_TO BE DONE_. Below is a listing; reproduce each line of it exactly.

╭─ RECORDS TO PROCESS

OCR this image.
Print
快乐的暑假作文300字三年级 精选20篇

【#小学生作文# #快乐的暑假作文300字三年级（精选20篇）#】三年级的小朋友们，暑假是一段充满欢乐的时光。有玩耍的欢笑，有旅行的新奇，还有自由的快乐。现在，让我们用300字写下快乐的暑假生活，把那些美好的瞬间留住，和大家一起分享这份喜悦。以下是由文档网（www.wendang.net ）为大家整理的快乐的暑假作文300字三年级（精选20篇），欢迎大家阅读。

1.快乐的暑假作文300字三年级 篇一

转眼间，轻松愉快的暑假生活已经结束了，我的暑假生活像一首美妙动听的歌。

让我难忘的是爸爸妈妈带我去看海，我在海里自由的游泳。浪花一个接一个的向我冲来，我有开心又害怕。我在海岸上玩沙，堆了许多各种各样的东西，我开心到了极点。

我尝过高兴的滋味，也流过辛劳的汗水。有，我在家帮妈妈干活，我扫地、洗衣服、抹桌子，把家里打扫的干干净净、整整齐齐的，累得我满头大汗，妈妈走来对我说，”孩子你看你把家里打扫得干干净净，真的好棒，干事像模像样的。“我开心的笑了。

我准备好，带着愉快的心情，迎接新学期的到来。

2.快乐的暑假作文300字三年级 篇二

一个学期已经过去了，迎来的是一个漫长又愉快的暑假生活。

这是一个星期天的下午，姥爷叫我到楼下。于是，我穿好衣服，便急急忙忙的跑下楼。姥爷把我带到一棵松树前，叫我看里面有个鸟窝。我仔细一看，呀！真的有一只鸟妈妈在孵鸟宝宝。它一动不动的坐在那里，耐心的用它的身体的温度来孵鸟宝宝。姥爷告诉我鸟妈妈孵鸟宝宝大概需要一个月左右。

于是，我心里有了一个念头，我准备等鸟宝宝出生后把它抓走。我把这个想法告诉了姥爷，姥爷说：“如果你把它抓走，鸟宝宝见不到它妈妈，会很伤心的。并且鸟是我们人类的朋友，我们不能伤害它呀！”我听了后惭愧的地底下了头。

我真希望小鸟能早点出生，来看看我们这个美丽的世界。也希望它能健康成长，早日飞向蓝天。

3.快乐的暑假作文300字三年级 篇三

╰─

_THE RESPONSE_.
OCR this image.
Print
快乐的暑假作文300字三年级 精选20篇

【#小学生作文# #快乐的暑假作文300字三年级（精选20篇）#】三年级的小朋友们，暑假是一段充满欢乐的时光。有玩耍的欢笑，有旅行的新奇，还有自由的快乐。现在，让我们用300字写下快乐的暑假生活，把那些美好的瞬间留住，和大家一起分享这份喜悦。以下是由文档网（www.wendang.net ）为大家整理的快乐的暑假作文300字三年级（精选20篇），欢迎大家阅读。

1.快乐的暑假作文300字三年级 篇一

转眼间，轻松愉快的暑假生活已经结束了，我的暑假生活像一首美妙动听的歌。

让我难忘的是爸爸妈妈带我去看海，我在海里自由的游泳。浪花一个接一个的向我冲来，我有开心又害怕。我在海岸上玩沙，堆了许多各种各样的东西，我开心到了极点。

我尝过高兴的滋味，也流过辛劳的汗水。有，我在家帮妈妈干活，我扫地、洗衣服、抹桌子，把家里打扫的干干净净、整整齐齐的，累得我满头大汗，妈妈走来对我说，”孩子你看你把家里打扫得干干净净，真的好棒，干事像模像样的。“我开心的笑了。

我准备好，带着愉快的心情，迎接新学期的到来。

2.快乐的暑假作文300字三年级 篇二

一个学期已经过去了，迎来的是一个漫长又愉快的暑假生活。

这是一个星期天的下午，姥爷叫我到楼下。于是，我穿好衣服，便急急忙忙的跑下楼。姥爷把我带到一棵松树前，叫我看里面有个鸟窝。我仔细一看，呀！真的有一只鸟妈妈在孵鸟宝宝。它一动不动的坐在那里，耐心的用它的身体的温度来孵鸟宝宝。姥爷告诉我鸟妈妈孵鸟宝宝大概需要一个月左右。

于是，我心里有了一个念头，我准备等鸟宝宝出生后把它抓走。我把这个想法告诉了姥爷，姥爷说：“如果你把它抓走，鸟宝宝见不到它妈妈，会很伤心的。并且鸟是我们人类的朋友，我们不能伤害它呀！”我听了后惭愧的地底下了头。

我真希望小鸟能早点出生，来看看我们这个美丽的世界。也希望它能健康成长，早日飞向蓝天。

3.快乐的暑假作文300字三年级 篇三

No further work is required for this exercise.